## Short exercise A
Using the passage on the FY2012 Department of Transportation budget, answer each question below and mark your answers (i), (ii), (iii) to match.
(i) How much was the "base" part of the President's DOT request?
(ii) From what fund does most DOT funding come?
(iii) On what date will the continuing resolution providing DOT funding expire?
## Short exercise B
Do the statements below agree with the passage on the FY2012 Department of Transportation budget? Answer yes or no for each, quoting the words from the passage that decide it, and mark your answers (i), (ii), (iii) to match.
(i) The base request exceeded the FY2010 enacted DOT budget by $1.7 billion.
(ii) The request identified where the additional trust fund revenues would come from.
(iii) Congress passed an FY2012 DOT appropriations bill before the 2012 fiscal year started.
## Short exercise C
Pick up the passage on the FY2012 Department of Transportation budget where it stops and continue writing it.
====== Passage provided ======
Department of Transportation Budget FY2012

David Randall Peterman
Analyst in Transportation Policy

The President’s Department of Transportation (DOT) budget request for FY2012 totaled $123.9 billion. It was divided into two parts: a “base” request of $78.6 billion, and a one-time “up-front boost,” related to the President’s proposal for surface transportation reauthorization beginning in FY2012, of $50 billion.

The base request was $1.7 billion (2%) more than the FY2010 enacted DOT budget of $76.9 billion. The total request is $53 billion over the FY2010 enacted level. See Table 2 for detailed figures on the request and Congressional action.

One might ask how this increase was possible in light of the President’s stated intention to freeze overall federal discretionary spending in FY2012 (and after) at the FY2010 level. It is possible because most DOT funding is not discretionary funding; it comes from the Highway Trust Fund, and is therefore categorized as mandatory funding. Thus, virtually all of the proposed increase counted as an increase in mandatory rather than discretionary funding. Furthermore, the FY2012 DOT budget request proposed to shift funding for some accounts from the general fund to the highway trust fund (which would be renamed the “transportation trust tund”). This had the effect of reducing the total discretionary funding requested for DOT in FY2012 compared to the amount provided in FY2011, all else being equal.

The FY2012 budget request was complex because it did two different things at once: it requested funding for DOT programs for FY2012, and it restructured the major surface transportation program accounts and funding structure. The latter changes reflected elements of the Administration’s proposal for reauthorizing surface transportation programs for the next six years. The changes included adding intercity rail and new transit construction programs to the programs financed from the trust fund, and increasing the flow of revenues to the fund, although the source of the additional revenues was not specified.

Congress had not passed an FY2012 DOT appropriations bill by the time the 2012 fiscal year began. DOT funding is currently being provided by a continuing resolution (P.L. 112-36, the second one passed for FY2012), which will expire on November 19, 2011.
====== Information shown ======
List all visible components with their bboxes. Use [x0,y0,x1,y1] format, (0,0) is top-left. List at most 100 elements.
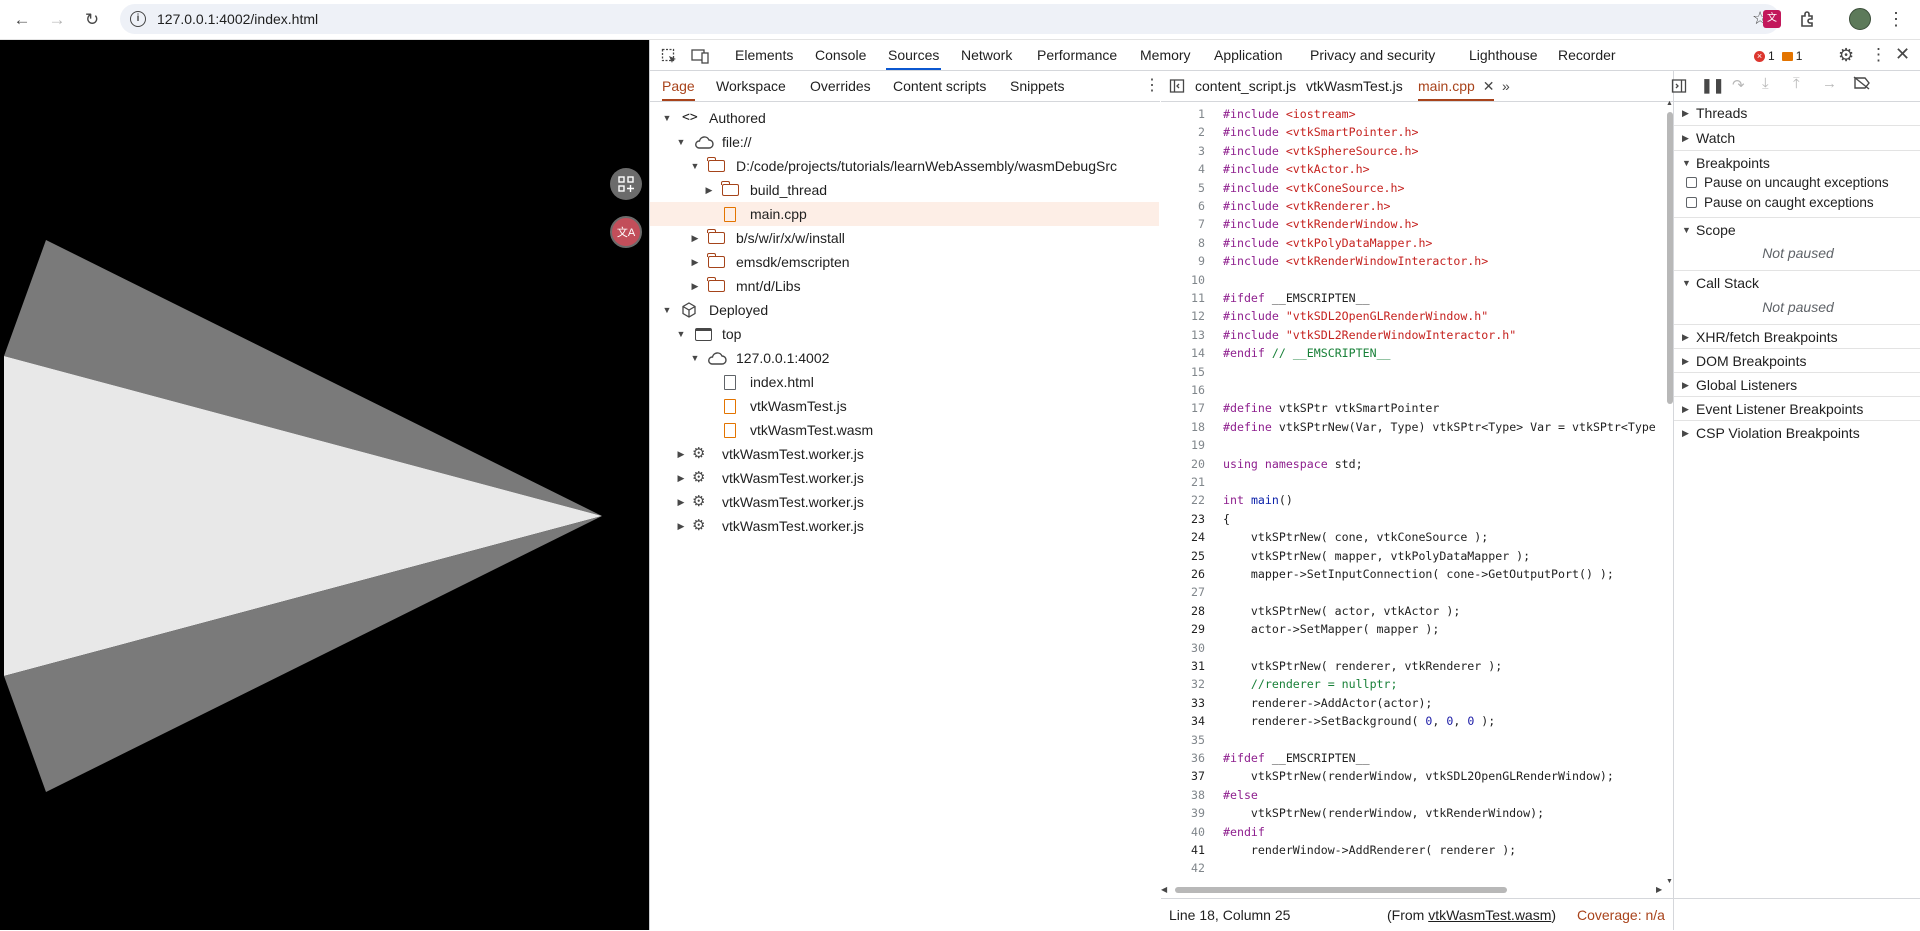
======
## Reply A
(i) $78.6 billion
(ii) The Highway Trust Fund
(iii) November 19, 2011

## Reply B
(i) Yes: "The base request was $1.7 billion (2%) more than the FY2010 enacted DOT budget of $76.9 billion."
(ii) No: "although the source of the additional revenues was not specified."
(iii) No: "Congress had not passed an FY2012 DOT appropriations bill by the time the 2012 fiscal year began."

## Reply C
Congressional action on FY2012 DOT appropriations was delayed due to several factors. First, the FY2011 appropriations act for DOT and other federal agencies was not finalized until April 15, 2011.1 Second, the House-passed budget for FY2012 and subsequent 302(b) allocation of discretionary funding for the Department of Transportation, Department of Housing and Urban Development, and Related Agencies appropriations bill called for cuts to highway funding, among other accounts, that were so steep that some doubted they could pass; perhaps for this reason, action on the bill in the House was postponed. The Senate did not pass a Budget Act for FY2012. Soon after completion of FY2011 appropriations, congressional attention was taken up by protracted negotiations over raising the federal debt limit. These negotiations included discussion of the overall FY2012 appropriations level. Action on raising the debt ceiling. as well as setting an overall FY2012 appropriations level, was not concluded until August 2, 2011, with enactment of the Budget Control Act of 2011.2

The Senate Committee on Appropriations reported out an FY2012 appropriations bill for the Department of Transportation (and HUD and related agencies), S. 1596, on September 21, 2011. This bill has been combined with two other appropriations bills (Agriculture and Commerce- Justice-Science) in a “minibus” (as opposed to “omnibus”) appropriations bill, H.R. 2112. That bill was approved by the Senate on November 1, 2011.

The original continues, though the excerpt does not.